Records

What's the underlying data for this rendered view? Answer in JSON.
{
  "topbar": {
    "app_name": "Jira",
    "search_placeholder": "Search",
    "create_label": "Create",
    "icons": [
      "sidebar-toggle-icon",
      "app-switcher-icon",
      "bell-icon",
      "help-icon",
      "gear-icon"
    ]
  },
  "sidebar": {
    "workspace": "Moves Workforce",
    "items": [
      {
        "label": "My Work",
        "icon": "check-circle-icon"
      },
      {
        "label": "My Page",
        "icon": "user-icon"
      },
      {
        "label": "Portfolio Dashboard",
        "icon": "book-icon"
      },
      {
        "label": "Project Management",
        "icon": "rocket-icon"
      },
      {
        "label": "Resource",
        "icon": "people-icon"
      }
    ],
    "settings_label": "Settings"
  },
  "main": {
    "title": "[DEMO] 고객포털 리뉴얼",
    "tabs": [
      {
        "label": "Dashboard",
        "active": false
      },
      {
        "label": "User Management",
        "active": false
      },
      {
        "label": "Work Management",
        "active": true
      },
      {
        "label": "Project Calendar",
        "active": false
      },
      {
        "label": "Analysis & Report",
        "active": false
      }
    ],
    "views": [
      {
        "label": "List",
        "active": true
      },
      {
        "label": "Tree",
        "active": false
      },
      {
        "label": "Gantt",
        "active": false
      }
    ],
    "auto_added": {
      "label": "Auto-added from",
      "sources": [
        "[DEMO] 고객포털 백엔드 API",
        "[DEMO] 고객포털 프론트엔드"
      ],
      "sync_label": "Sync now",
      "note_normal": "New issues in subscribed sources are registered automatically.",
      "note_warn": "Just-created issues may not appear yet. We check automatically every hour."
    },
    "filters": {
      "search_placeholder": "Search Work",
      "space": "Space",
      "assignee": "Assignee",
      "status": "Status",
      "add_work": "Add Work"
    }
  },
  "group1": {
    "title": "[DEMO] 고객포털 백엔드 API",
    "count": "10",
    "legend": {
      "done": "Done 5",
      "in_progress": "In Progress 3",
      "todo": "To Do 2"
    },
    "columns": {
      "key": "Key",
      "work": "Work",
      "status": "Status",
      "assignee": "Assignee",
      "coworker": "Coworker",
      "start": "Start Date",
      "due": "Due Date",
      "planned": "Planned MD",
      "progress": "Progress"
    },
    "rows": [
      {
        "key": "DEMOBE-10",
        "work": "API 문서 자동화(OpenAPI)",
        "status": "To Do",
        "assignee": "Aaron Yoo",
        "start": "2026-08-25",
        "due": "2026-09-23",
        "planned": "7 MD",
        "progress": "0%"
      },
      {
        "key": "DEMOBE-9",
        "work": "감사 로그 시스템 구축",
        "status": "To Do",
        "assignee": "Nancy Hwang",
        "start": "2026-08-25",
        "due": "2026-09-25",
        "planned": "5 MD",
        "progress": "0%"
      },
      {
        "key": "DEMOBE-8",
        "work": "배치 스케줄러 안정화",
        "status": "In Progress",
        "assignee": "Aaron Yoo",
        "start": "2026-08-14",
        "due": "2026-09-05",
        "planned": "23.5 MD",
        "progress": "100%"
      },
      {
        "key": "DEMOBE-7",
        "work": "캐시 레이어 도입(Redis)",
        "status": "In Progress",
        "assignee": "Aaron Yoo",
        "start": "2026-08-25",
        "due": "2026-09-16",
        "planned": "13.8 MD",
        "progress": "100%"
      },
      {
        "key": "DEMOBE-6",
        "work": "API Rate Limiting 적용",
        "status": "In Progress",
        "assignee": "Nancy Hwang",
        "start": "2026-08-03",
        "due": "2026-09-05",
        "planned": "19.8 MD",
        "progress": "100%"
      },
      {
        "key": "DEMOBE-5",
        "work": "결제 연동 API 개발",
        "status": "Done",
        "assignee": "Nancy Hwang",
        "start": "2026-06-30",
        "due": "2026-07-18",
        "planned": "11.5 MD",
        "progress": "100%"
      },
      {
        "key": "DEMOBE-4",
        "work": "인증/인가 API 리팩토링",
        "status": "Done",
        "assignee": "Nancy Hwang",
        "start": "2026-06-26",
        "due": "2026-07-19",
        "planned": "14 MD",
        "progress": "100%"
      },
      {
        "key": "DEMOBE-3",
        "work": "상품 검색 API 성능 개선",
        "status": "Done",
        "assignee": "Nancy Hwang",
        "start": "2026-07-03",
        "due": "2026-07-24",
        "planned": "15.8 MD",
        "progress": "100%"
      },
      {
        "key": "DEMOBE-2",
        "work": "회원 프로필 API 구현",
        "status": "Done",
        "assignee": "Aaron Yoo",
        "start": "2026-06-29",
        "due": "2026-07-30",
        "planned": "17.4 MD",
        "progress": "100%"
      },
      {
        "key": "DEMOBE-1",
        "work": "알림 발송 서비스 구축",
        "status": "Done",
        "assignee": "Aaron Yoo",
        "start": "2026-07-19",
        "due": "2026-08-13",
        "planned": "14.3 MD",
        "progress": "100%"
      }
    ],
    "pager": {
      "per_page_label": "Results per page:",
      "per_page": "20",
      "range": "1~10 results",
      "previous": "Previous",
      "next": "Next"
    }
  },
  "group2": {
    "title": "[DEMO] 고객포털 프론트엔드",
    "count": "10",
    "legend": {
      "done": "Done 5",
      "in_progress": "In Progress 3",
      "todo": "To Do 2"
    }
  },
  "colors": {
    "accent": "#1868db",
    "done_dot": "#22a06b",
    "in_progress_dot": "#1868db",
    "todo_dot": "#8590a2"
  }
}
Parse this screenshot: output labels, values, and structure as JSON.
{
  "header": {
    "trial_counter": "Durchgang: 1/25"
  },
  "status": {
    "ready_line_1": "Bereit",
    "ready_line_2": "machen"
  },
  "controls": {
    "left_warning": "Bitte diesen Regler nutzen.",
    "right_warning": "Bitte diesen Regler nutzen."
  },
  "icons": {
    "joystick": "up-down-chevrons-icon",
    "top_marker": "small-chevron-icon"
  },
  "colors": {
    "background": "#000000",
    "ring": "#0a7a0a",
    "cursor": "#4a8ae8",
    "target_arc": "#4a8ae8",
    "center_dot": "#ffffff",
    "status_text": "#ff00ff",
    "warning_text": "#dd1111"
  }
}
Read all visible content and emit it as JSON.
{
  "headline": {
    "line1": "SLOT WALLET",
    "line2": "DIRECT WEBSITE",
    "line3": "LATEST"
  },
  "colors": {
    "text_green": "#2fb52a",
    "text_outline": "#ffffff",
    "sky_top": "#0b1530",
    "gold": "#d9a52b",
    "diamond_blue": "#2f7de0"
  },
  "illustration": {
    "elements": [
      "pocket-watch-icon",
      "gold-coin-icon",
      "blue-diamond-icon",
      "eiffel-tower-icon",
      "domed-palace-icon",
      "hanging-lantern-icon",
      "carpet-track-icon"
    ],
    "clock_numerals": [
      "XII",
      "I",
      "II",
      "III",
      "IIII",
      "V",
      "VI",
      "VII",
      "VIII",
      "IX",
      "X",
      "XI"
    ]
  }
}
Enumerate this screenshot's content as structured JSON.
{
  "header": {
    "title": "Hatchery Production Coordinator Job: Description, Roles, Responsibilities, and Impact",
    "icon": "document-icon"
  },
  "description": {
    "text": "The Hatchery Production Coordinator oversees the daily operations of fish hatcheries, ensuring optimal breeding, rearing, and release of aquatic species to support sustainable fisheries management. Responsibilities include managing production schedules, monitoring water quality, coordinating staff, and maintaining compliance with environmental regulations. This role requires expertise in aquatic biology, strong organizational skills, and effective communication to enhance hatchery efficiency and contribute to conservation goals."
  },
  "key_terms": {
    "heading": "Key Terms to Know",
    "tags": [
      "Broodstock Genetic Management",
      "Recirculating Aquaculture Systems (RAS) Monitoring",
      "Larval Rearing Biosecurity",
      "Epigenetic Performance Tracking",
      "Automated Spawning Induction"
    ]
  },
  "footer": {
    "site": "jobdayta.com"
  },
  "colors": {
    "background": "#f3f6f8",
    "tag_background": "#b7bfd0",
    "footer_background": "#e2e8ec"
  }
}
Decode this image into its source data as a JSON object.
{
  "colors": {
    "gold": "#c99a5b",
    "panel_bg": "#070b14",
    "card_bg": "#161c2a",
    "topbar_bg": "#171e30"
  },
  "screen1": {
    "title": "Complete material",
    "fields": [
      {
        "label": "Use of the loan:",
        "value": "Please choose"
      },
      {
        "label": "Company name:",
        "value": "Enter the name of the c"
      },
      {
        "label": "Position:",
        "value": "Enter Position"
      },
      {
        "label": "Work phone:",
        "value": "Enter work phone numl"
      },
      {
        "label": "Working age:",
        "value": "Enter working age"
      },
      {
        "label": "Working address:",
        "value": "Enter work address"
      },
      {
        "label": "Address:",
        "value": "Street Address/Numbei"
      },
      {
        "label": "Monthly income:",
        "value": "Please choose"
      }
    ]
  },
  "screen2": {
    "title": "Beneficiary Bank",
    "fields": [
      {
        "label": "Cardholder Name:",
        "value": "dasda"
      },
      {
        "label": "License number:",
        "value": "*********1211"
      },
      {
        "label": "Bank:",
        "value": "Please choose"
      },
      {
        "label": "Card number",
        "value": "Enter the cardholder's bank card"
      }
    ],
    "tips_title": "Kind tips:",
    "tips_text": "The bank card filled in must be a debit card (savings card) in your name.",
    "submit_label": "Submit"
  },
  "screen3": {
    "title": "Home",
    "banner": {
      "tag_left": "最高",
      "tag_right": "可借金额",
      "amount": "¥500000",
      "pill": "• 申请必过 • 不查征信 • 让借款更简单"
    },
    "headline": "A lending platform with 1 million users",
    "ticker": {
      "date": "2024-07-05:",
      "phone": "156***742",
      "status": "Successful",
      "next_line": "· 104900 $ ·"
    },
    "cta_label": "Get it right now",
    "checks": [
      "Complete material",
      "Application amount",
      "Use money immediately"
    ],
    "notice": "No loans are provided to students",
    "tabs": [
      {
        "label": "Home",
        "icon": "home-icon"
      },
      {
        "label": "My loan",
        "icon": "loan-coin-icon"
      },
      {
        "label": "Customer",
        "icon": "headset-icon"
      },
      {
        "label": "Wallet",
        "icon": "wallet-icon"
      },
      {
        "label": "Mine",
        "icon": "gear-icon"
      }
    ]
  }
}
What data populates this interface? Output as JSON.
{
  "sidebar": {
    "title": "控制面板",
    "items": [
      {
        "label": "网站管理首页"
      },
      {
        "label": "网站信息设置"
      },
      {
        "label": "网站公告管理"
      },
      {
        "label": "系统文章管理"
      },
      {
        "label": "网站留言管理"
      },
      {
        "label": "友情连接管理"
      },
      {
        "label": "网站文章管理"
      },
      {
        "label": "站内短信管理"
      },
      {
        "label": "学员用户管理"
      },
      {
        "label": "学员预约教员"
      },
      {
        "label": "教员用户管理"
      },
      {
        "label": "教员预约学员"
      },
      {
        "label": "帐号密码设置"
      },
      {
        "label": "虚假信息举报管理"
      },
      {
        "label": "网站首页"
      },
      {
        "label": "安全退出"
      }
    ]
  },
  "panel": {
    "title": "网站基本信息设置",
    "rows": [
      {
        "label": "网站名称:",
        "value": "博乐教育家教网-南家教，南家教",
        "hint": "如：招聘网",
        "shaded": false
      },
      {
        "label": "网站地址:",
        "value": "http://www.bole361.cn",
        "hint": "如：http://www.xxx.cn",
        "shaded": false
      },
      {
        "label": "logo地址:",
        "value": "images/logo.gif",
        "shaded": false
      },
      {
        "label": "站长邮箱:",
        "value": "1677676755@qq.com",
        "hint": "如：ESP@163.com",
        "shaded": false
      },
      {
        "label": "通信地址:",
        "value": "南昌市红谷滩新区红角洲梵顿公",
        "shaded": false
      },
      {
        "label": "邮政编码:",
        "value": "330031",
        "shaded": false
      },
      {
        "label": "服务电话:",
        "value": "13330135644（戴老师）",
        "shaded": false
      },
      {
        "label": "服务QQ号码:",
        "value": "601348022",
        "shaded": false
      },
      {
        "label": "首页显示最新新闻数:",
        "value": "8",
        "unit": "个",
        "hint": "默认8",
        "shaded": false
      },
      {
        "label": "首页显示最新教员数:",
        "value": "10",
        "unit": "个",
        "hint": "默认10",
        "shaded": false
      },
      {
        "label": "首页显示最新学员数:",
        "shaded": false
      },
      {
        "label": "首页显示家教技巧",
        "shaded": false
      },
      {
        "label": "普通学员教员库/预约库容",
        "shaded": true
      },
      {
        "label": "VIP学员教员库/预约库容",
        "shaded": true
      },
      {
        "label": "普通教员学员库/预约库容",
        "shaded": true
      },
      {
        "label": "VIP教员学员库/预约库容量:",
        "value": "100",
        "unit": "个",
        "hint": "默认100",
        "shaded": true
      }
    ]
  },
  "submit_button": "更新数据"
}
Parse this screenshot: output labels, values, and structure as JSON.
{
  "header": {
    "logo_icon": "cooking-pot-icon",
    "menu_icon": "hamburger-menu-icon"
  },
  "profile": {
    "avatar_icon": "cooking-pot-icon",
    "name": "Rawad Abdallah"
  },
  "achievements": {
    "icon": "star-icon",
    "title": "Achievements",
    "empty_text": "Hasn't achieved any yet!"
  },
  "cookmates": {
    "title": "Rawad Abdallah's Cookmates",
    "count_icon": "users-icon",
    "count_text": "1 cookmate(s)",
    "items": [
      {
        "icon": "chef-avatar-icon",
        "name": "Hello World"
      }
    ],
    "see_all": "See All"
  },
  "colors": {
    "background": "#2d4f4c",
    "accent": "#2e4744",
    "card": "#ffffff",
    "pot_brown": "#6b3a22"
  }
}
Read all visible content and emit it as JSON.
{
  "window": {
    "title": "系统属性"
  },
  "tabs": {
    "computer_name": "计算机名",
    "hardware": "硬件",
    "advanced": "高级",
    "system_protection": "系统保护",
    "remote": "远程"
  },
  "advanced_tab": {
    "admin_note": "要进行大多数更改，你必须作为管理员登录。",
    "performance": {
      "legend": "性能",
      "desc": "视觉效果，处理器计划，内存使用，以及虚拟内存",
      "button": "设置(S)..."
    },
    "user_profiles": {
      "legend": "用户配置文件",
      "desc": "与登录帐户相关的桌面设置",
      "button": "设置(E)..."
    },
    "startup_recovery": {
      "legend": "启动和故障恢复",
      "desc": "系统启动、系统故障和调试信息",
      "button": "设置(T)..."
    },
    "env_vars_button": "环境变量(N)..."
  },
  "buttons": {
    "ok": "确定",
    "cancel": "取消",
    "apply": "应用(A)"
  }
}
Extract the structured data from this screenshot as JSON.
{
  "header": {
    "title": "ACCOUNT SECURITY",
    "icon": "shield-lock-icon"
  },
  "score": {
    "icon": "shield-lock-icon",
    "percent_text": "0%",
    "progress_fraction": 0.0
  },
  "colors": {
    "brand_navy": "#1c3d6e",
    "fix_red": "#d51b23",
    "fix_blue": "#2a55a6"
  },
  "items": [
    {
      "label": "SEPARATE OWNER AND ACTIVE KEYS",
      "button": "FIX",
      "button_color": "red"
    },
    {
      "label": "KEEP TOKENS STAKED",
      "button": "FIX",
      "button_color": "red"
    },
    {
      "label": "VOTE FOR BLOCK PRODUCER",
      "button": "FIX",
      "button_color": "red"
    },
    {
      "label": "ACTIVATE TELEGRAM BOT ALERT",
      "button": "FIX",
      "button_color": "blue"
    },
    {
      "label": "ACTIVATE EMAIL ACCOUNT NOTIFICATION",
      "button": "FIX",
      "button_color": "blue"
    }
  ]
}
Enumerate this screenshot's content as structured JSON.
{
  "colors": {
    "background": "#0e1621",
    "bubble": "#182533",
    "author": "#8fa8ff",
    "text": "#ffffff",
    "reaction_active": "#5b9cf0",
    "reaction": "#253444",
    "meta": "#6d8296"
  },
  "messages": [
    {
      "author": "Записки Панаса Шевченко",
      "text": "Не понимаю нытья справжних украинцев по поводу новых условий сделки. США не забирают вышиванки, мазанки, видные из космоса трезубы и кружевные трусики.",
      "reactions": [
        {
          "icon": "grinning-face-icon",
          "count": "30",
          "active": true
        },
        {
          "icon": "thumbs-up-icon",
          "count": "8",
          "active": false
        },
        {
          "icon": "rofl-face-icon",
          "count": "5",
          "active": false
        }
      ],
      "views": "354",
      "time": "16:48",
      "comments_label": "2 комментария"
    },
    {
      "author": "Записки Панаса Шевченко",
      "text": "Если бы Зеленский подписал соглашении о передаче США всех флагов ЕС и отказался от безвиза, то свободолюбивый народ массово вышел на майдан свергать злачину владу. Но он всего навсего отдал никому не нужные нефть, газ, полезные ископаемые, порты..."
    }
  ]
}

- _Problem to work on_: Pick each line holding the word "users" out of the listing.

- _Completed exercise_:
    "headline": "A lending platform with 1 million users",
    "count_icon": "users-icon",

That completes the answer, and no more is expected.